If you've spent time around kids, you'll know what I'm talking about here. Take a privilege away, like the T.V. or a trip to their favorite ice cream shop...and you're stuck listening to them whine and complain about it for hours on end (plus maybe you wanted to get some of that ice cream, too). Put them in time out? You have to sit there and make sure they fucking stay in time out.
They're crying. They feel awful. You feel awful, too.
Plus you have to deal with the guilt and the frustration and the underlying thoughts of Why do they have to keep doing this? Why can't they just GET it; why can't they just do what I say? What the hell am I doing wrong?

As a Dom, you have to take steps to provide for your sub's needs, and protect her against the things she can't handle—even when that might mean protecting her from herself.
You have to be in charge of the relationship. You have to set goals, and do your best to stick to them—even when things get rough. Even when you don't think she's giving 100% of herself.
You have to live by example, and stand by your word—even if the trust has already started to fade.

There have been times my husband has pulled rank on me, and "played the Dom card." Not often, but during some of the most stressful and life-changing times in our relationship.
Never once did I think he pulled rank for the benefit of his own needs. Every single time he pulled rank and laid down the law, it was because he thought it was for the good of the family, our relationship, or my wellbeing.
It was NEVER done for the benefit of his own selfish desires.

He has asked me to do some pretty major things—make some big fucking sacrifices. They were hard. They were painful; mentally, and sometimes physically.
He didn't feel good about asking me to make these sacrifices. It didn't make him happy. In fact, he felt pretty awful about it.
But he asked me, clarified things to me, and then finally commanded me to do these things because he had decided that's what would be best for us. Not him. Us. Our little nuclear group we call a family.

When he asked me to do these things, could I have said no? Sure. I'm an autonomous person; I always have the choice to say no, to say 'my line is drawn here.' But I knew the consequences of doing that, and the consequences were never worth it.
Saying no was not the right thing to do when, in the back of my mind, I always knew what Husband was trying to make me do was really for the best.

THAT is the hardest part of being a Dom, I think. To make your sub truly believe that what you want from her is actually the best course of action for you all.

I know some Doms and Masters out there make it look easy—and their subs make it look effortless, too. I've seen plenty of slaves gush on and on, in online groups and in person, about how obedient they are, how *slavey* they are, how they would *never* go against their Doms' wishes.

First of all, if it's true, great. But I have a hard time believing they never question or argue with their Doms.
And second of all, of all these slaves who blindly follow their Masters? I have a feeling it took a lot of time and hard work to get there.

-- Task set --
**1)** In the passage on being a Dom, condense the paragraph that begins "Never once did I think" into a single sentence that keeps its main points.
**2)** Extend the passage on being a Dom with a few more paragraphs that pick up right after its final sentence.

-- Rows --
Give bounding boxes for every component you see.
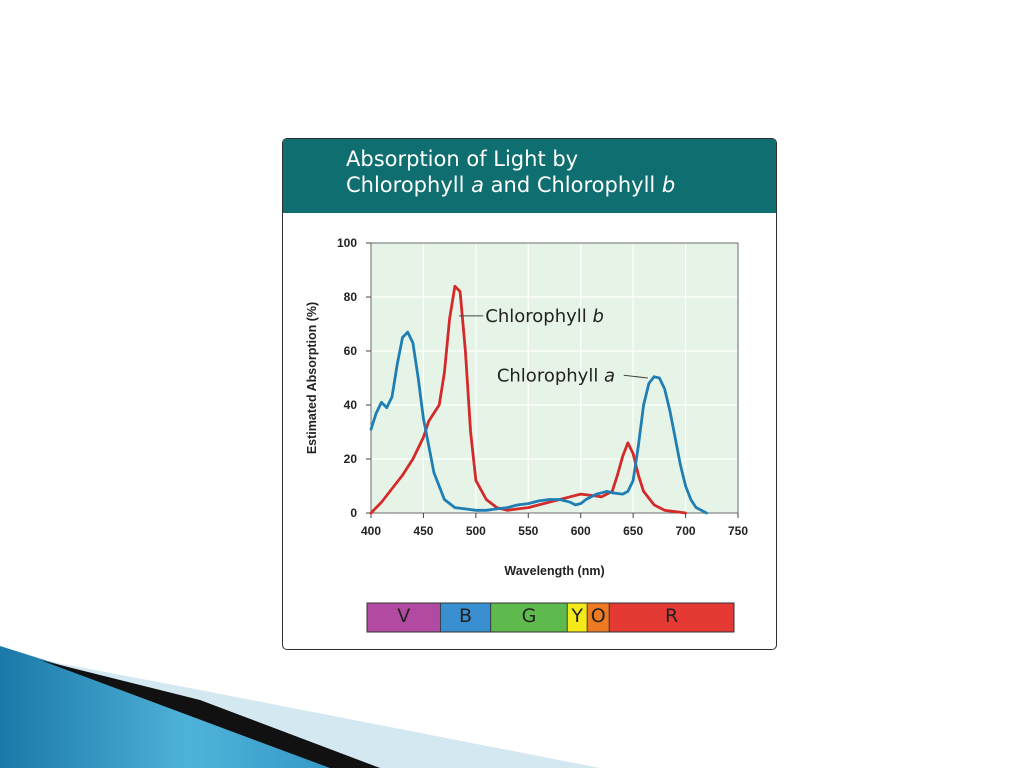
- figure-title-line-1: Absorption of Light by: [346, 147, 579, 171]
- title-part: Chlorophyll: [346, 173, 472, 197]
- series-line-chlorophyll-a: [369, 330, 708, 515]
- leader-chlorophyll-a: [623, 374, 648, 379]
- series-label-chlorophyll-a: Chlorophyll a: [497, 365, 615, 386]
- y-axis-title: Estimated Absorption (%): [305, 302, 319, 454]
- series-label-italic: a: [604, 365, 615, 386]
- y-tick-label: 80: [344, 290, 358, 304]
- spectrum-band-label-g: G: [522, 605, 537, 627]
- x-tick-label: 450: [413, 524, 433, 538]
- x-tick-label: 700: [676, 524, 696, 538]
- x-tick-label: 600: [571, 524, 591, 538]
- x-tick-label: 500: [466, 524, 486, 538]
- x-tick-label: 400: [361, 524, 381, 538]
- series-label-italic: b: [593, 306, 604, 327]
- series-line-chlorophyll-b: [369, 284, 687, 515]
- spectrum-band-label-o: O: [591, 605, 606, 627]
- series-label-text: Chlorophyll: [497, 365, 604, 386]
- x-tick-label: 750: [728, 524, 748, 538]
- title-part: and Chlorophyll: [483, 173, 662, 197]
- series-label-text: Chlorophyll: [485, 306, 592, 327]
- spectrum-band-label-r: R: [665, 605, 678, 627]
- figure-title-line-2: Chlorophyll a and Chlorophyll b: [346, 175, 675, 196]
- x-tick-label: 550: [518, 524, 538, 538]
- y-tick-label: 40: [344, 398, 358, 412]
- ribbon-dark-band: [40, 660, 380, 768]
- spectrum-band-label-v: V: [397, 605, 410, 627]
- figure-header: Absorption of Light by Chlorophyll a and…: [283, 139, 776, 213]
- series-label-chlorophyll-b: Chlorophyll b: [485, 306, 604, 327]
- figure-card: Absorption of Light by Chlorophyll a and…: [282, 138, 777, 650]
- x-axis-title: Wavelength (nm): [504, 564, 604, 578]
- spectrum-band-b: [439, 602, 492, 633]
- y-tick-label: 60: [344, 344, 358, 358]
- x-tick-label: 650: [623, 524, 643, 538]
- spectrum-bar-frame: [366, 602, 735, 633]
- spectrum-band-label-b: B: [459, 605, 472, 627]
- title-italic-a: a: [471, 173, 484, 197]
- y-tick-label: 0: [350, 506, 357, 520]
- plot-frame: [370, 242, 739, 514]
- absorption-chart: 400 450 500 550 600 650 700 750 0 20 40 60 80 100 Wave…: [305, 236, 748, 633]
- title-italic-b: b: [661, 173, 676, 197]
- y-tick-label: 100: [337, 236, 357, 250]
- y-tick-label: 20: [344, 452, 358, 466]
- spectrum-band-label-y: Y: [570, 605, 583, 627]
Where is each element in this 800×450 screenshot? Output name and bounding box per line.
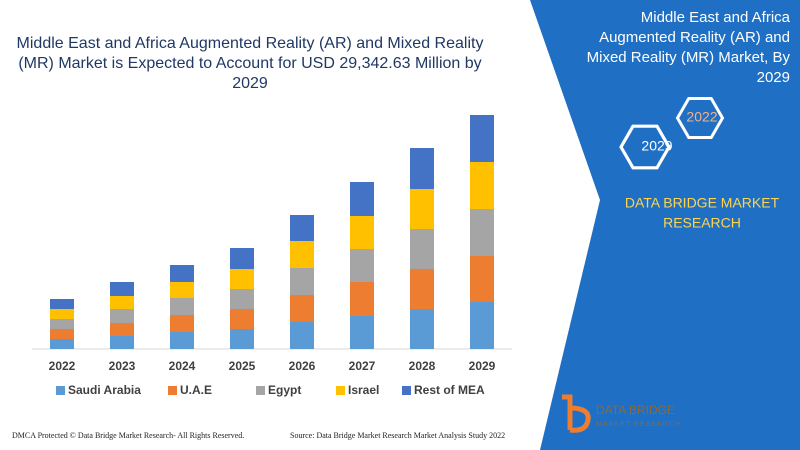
legend-swatch (56, 386, 65, 395)
bar-segment (350, 182, 374, 216)
bar-segment (50, 339, 74, 349)
chart-title: 2029 (232, 75, 268, 92)
x-tick-label: 2026 (289, 359, 316, 373)
bar-segment (50, 299, 74, 309)
x-tick-label: 2029 (469, 359, 496, 373)
bar-segment (410, 309, 434, 349)
bar-segment (290, 295, 314, 322)
x-tick-label: 2023 (109, 359, 136, 373)
legend-label: Israel (348, 383, 379, 397)
bar-segment (350, 216, 374, 249)
bar-segment (230, 269, 254, 289)
dmca-note: DMCA Protected © Data Bridge Market Rese… (12, 431, 244, 440)
bar-segment (110, 323, 134, 336)
bar-segment (350, 249, 374, 282)
bar-segment (50, 329, 74, 339)
bar-segment (410, 189, 434, 229)
bar-segment (170, 332, 194, 349)
legend-label: U.A.E (180, 383, 212, 397)
brand-name: DATA BRIDGE MARKET (625, 195, 780, 211)
side-panel (530, 0, 800, 450)
bar-segment (110, 309, 134, 323)
x-tick-label: 2027 (349, 359, 376, 373)
bar-segment (230, 289, 254, 309)
bar-segment (170, 265, 194, 282)
bar-segment (290, 241, 314, 268)
x-tick-label: 2022 (49, 359, 76, 373)
logo-mark (562, 394, 591, 433)
bar-segment (470, 162, 494, 209)
panel-title: 2029 (757, 69, 790, 86)
bar-segment (410, 269, 434, 309)
bar-segment (50, 309, 74, 319)
bar-segment (470, 256, 494, 302)
bar-segment (350, 282, 374, 316)
chart-title: Middle East and Africa Augmented Reality… (17, 35, 484, 52)
bar-segment (170, 282, 194, 298)
source-note: Source: Data Bridge Market Research Mark… (290, 431, 505, 440)
panel-title: Augmented Reality (AR) and (599, 29, 790, 46)
bar-segment (290, 268, 314, 295)
legend-label: Rest of MEA (414, 383, 485, 397)
bar-segment (110, 336, 134, 349)
bar-segment (410, 148, 434, 189)
brand-name: RESEARCH (663, 215, 741, 231)
bar-segment (410, 229, 434, 269)
logo-tagline: MARKET RESEARCH (596, 421, 681, 428)
bar-segment (470, 115, 494, 162)
panel-title: Middle East and Africa (641, 9, 791, 26)
hex-label: 2022 (686, 109, 717, 125)
hexagon (675, 97, 725, 139)
legend-swatch (336, 386, 345, 395)
bar-segment (170, 298, 194, 315)
legend-swatch (168, 386, 177, 395)
bar-segment (470, 302, 494, 349)
bar-segment (170, 315, 194, 332)
legend-label: Egypt (268, 383, 301, 397)
bar-segment (350, 316, 374, 349)
hexagon (619, 124, 671, 170)
panel-title: Mixed Reality (MR) Market, By (587, 49, 791, 66)
x-tick-label: 2024 (169, 359, 196, 373)
logo-name: DATA BRIDGE (596, 403, 675, 417)
bar-segment (230, 248, 254, 269)
bar-segment (290, 215, 314, 241)
bar-segment (230, 329, 254, 349)
bar-segment (50, 319, 74, 329)
x-tick-label: 2028 (409, 359, 436, 373)
hex-label: 2029 (641, 138, 672, 154)
bar-segment (290, 322, 314, 349)
legend-label: Saudi Arabia (68, 383, 141, 397)
bar-segment (110, 296, 134, 309)
bar-segment (110, 282, 134, 296)
chart-title: (MR) Market is Expected to Account for U… (18, 55, 481, 72)
x-tick-label: 2025 (229, 359, 256, 373)
legend-swatch (256, 386, 265, 395)
bar-segment (230, 309, 254, 329)
legend-swatch (402, 386, 411, 395)
bar-segment (470, 209, 494, 256)
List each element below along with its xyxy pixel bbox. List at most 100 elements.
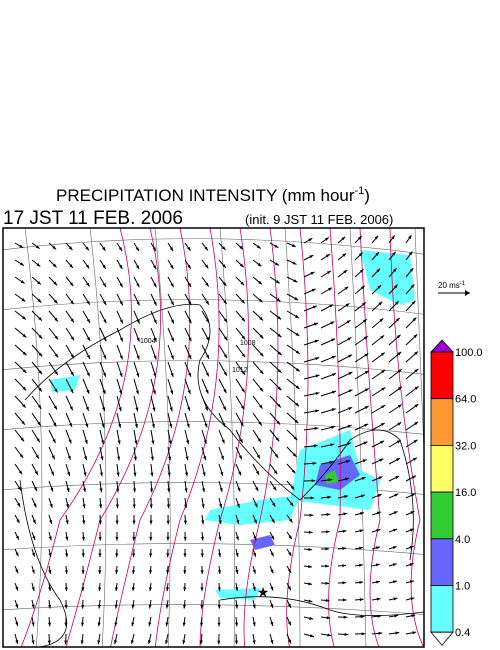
wind-head [325,581,330,585]
wind-head [308,582,313,586]
wind-head [65,536,69,541]
wind-head [275,437,280,442]
wind-head [202,472,206,477]
wind-head [241,353,246,358]
isobar [20,228,132,647]
colorbar: 100.0 64.0 32.0 16.0 4.0 1.0 0.4 [430,339,483,646]
wind-head [187,282,192,287]
wind-head [65,553,69,558]
wind-head [86,336,91,341]
wind-head [376,529,381,533]
wind-head [413,334,418,339]
wind-head [153,355,157,360]
wind-head [183,587,187,592]
wind-head [148,604,152,609]
wind-head [270,552,274,557]
wind-head [205,336,210,341]
wind-head [240,281,245,286]
wind-head [204,423,208,428]
wind-head [150,456,154,461]
wind-head [148,587,152,592]
wind-head [133,456,137,461]
wind-head [149,570,153,574]
wind-head [151,424,155,428]
wind-head [293,436,298,441]
wind-head [217,587,221,592]
wind-head [49,519,53,524]
graticule [3,360,424,375]
colorbar-label: 100.0 [455,347,483,359]
wind-head [259,352,264,357]
wind-head [397,351,402,356]
wind-head [411,493,416,497]
wind-head [235,569,239,574]
wind-head [375,252,380,256]
wind-head [287,586,291,591]
wind-head [37,421,41,426]
wind-head [54,317,58,322]
wind-head [132,488,137,493]
wind-head [81,604,85,609]
wind-head [20,280,25,284]
wind-head [414,421,419,426]
wind-head [235,536,239,541]
wind-head [395,476,400,480]
title-sup: -1 [355,185,365,197]
wind-head [102,246,106,251]
wind-head [166,504,170,509]
wind-head [119,337,123,342]
wind-head [343,615,348,619]
wind-head [325,254,330,258]
wind-head [217,622,221,627]
graticule [284,228,301,647]
wind-head [309,255,314,259]
wind-head [345,303,350,307]
wind-head [54,335,59,340]
wind-head [205,354,210,359]
wind-head [364,423,369,427]
wind-head [130,640,134,645]
wind-head [380,423,385,427]
wind-head [409,528,414,532]
wind-head [377,614,382,618]
wind-head [150,472,154,477]
wind-head [288,551,292,556]
wind-head [187,246,191,251]
wind-head [85,264,90,269]
wind-head [98,553,102,558]
wind-head [115,520,119,525]
wind-head [408,235,412,240]
wind-head [80,640,84,645]
wind-head [148,622,152,627]
wind-head [253,552,256,557]
wind-head [364,388,369,392]
wind-head [414,404,419,408]
wind-head [392,268,397,272]
isobar [110,228,191,647]
wind-head [102,407,106,412]
wind-head [221,246,226,250]
wind-head [103,337,107,342]
wind-head [52,245,57,250]
colorbar-segment [430,585,454,633]
wind-head [270,621,274,626]
wind-head [136,373,140,378]
wind-head [236,503,240,508]
wind-head [236,519,240,524]
wind-head [136,319,140,324]
wind-head [115,536,119,541]
wind-head [97,604,102,609]
wind-head [64,587,68,592]
wind-head [252,604,256,609]
wind-head [203,456,207,461]
colorbar-label: 64.0 [455,394,476,406]
wind-head [205,300,209,305]
wind-head [68,439,72,444]
wind-head [153,337,157,342]
wind-head [19,262,24,266]
wind-head [314,339,319,343]
title-close: ) [364,186,370,205]
precip-area [360,250,415,305]
wind-head [410,511,415,515]
wind-head [84,456,88,461]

-- Outputs in order --
**1)** I never believed he pulled rank to serve his own needs; every time he did, it was for what he judged best for the family, our relationship, or my wellbeing.

**2)**
It's kind of like looking at a sexy rope bondage photo. Those things are so fucking hot—I mean, I don't enjoy rope, I'm fucking terrified of it in fact, but those photos, man, they are hot—and it looks so easy, doesn't it? Just get a bendy woman, contort her into some weird shape, tie up some rope around her, and voila, you've got yourself a good photo subject. Any old camera will do, right? Who needs to worry about good lighting.
You don't see how many hours upon hours of hard work went into that photo. You don't see the time spent exercising to get that bendy body; the blood and blisters spilled learning the rope skills; the patience and perseverance it took to make the rope itself. You don't know what it took for the people to recover from that photo, either; the aftercare involved.

24/7 D/s relationships, the ones that endure, work the same way. You might see a couple for a few hours at a munch or party: happy, intimate, sharing private energy that's pure, beautiful, and powerful.
You want some of that. You want to share that kind of energy with someone, too.

What you don't see is all the work that went into making that energy, the time it took to create that dynamic. You don't see the sacrifices they both had to make to make that relationship work.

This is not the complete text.